Data to process

◆ ◆ ◆ ◆ ◆ ◆ ◆

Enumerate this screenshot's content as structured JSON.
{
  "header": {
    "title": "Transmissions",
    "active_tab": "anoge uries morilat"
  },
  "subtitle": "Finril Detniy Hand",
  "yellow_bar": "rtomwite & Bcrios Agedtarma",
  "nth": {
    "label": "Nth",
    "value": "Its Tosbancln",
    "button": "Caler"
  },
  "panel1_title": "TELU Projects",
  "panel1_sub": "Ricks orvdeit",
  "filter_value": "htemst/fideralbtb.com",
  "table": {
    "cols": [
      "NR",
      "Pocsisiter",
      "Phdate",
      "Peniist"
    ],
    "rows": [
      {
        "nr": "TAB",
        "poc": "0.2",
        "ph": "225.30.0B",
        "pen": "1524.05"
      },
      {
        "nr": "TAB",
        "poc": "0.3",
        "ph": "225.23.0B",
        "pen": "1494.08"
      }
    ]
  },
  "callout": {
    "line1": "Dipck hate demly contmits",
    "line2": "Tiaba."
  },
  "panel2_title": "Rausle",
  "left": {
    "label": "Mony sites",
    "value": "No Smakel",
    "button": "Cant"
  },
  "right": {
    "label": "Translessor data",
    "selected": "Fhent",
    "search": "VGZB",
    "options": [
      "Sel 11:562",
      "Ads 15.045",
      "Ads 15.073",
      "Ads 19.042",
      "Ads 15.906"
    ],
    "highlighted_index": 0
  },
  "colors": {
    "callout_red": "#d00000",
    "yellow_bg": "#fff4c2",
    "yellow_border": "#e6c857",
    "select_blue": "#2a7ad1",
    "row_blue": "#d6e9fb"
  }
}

◆ ◆ ◆ ◆ ◆ ◆ ◆

Prompt
Copy all the lines, exactly.

Response for this exercise
Enumerate this screenshot's content as structured JSON.
{
  "header": {
    "title": "Transmissions",
    "active_tab": "anoge uries morilat"
  },
  "subtitle": "Finril Detniy Hand",
  "yellow_bar": "rtomwite & Bcrios Agedtarma",
  "nth": {
    "label": "Nth",
    "value": "Its Tosbancln",
    "button": "Caler"
  },
  "panel1_title": "TELU Projects",
  "panel1_sub": "Ricks orvdeit",
  "filter_value": "htemst/fideralbtb.com",
  "table": {
    "cols": [
      "NR",
      "Pocsisiter",
      "Phdate",
      "Peniist"
    ],
    "rows": [
      {
        "nr": "TAB",
        "poc": "0.2",
        "ph": "225.30.0B",
        "pen": "1524.05"
      },
      {
        "nr": "TAB",
        "poc": "0.3",
        "ph": "225.23.0B",
        "pen": "1494.08"
      }
    ]
  },
  "callout": {
    "line1": "Dipck hate demly contmits",
    "line2": "Tiaba."
  },
  "panel2_title": "Rausle",
  "left": {
    "label": "Mony sites",
    "value": "No Smakel",
    "button": "Cant"
  },
  "right": {
    "label": "Translessor data",
    "selected": "Fhent",
    "search": "VGZB",
    "options": [
      "Sel 11:562",
      "Ads 15.045",
      "Ads 15.073",
      "Ads 19.042",
      "Ads 15.906"
    ],
    "highlighted_index": 0
  },
  "colors": {
    "callout_red": "#d00000",
    "yellow_bg": "#fff4c2",
    "yellow_border": "#e6c857",
    "select_blue": "#2a7ad1",
    "row_blue": "#d6e9fb"
  }
}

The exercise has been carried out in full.